WHAT YOU ARE ASKED TO DO> Tally up the lines carrying the string "Faith" and respond with only the resulting number.

Stored entries
## BEGIN
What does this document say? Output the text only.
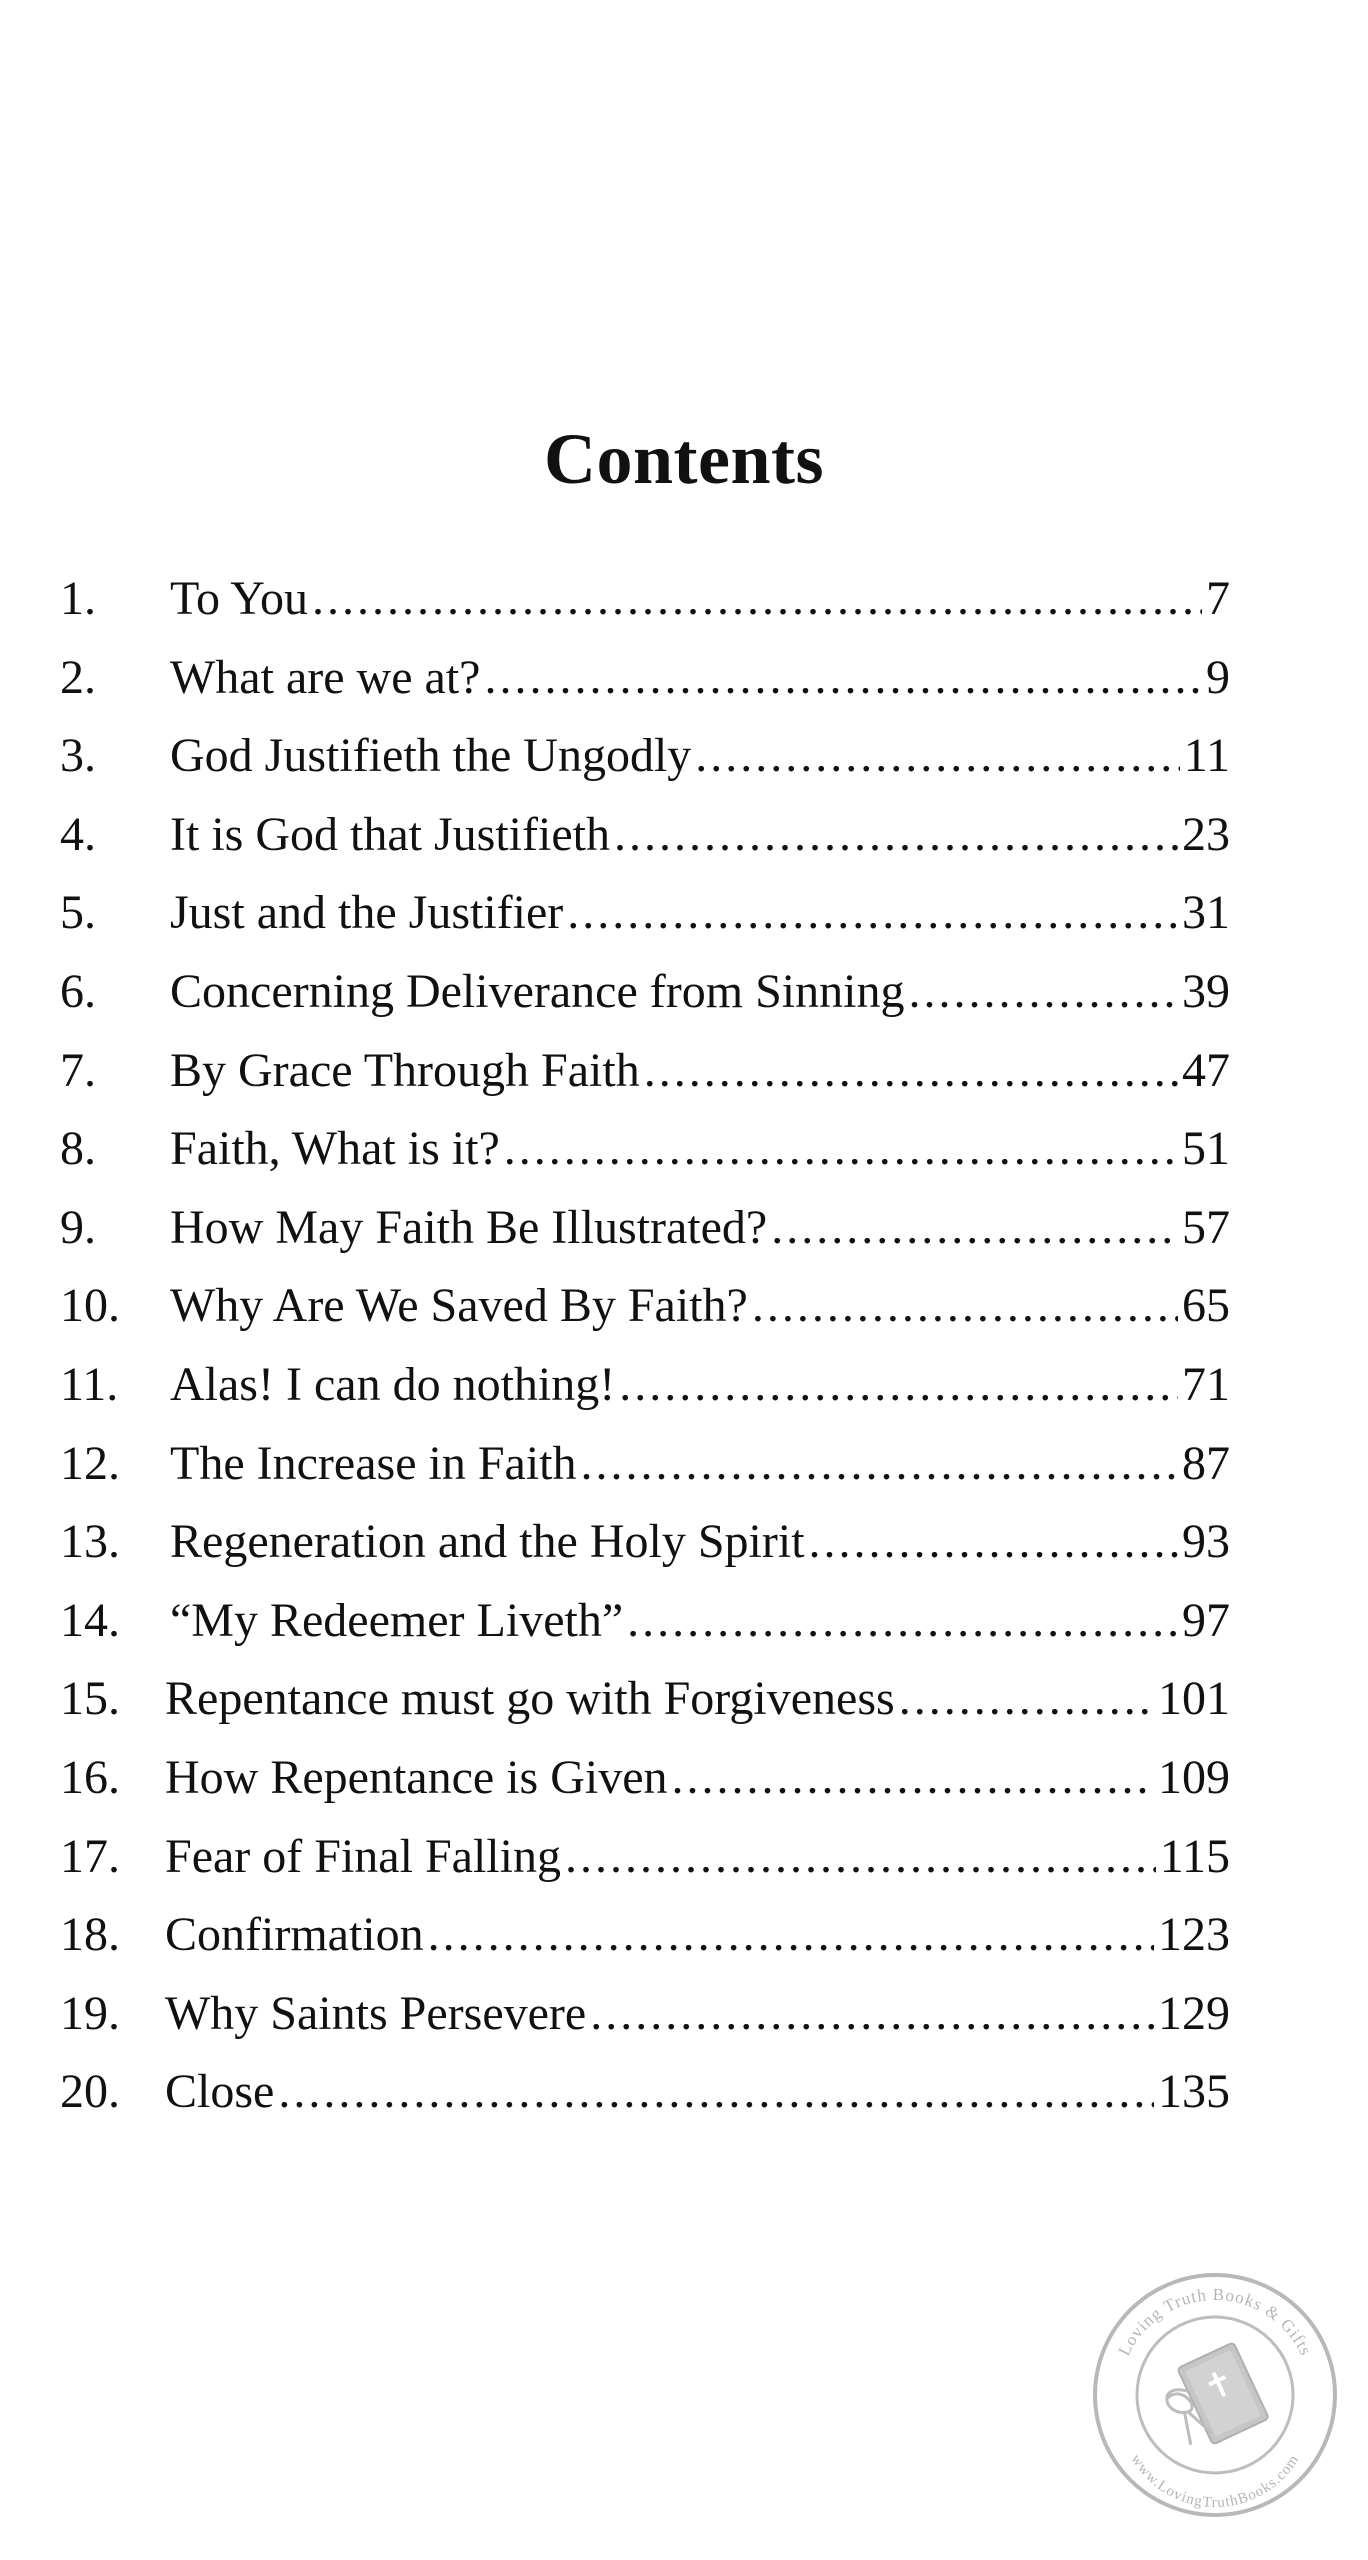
Contents
1.	To You .....	7
2.	What are we at? .....	9
3.	God Justifieth the Ungodly .....	11
4.	It is God that Justifieth .....	23
5.	Just and the Justifier .....	31
6.	Concerning Deliverance from Sinning .....	39
7.	By Grace Through Faith .....	47
8.	Faith, What is it? .....	51
9.	How May Faith Be Illustrated? .....	57
10.	Why Are We Saved By Faith? .....	65
11.	Alas! I can do nothing! .....	71
12.	The Increase in Faith .....	87
13.	Regeneration and the Holy Spirit .....	93
14.	“My Redeemer Liveth” .....	97
15. Repentance must go with Forgiveness .....	101
16. How Repentance is Given .....	109
17. Fear of Final Falling .....	115
18. Confirmation .....	123
19. Why Saints Persevere .....	129
20. Close .....	135
Loving Truth Books & Gifts
www.LovingTruthBooks.com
## END
RESULT FOR THIS TASK> 5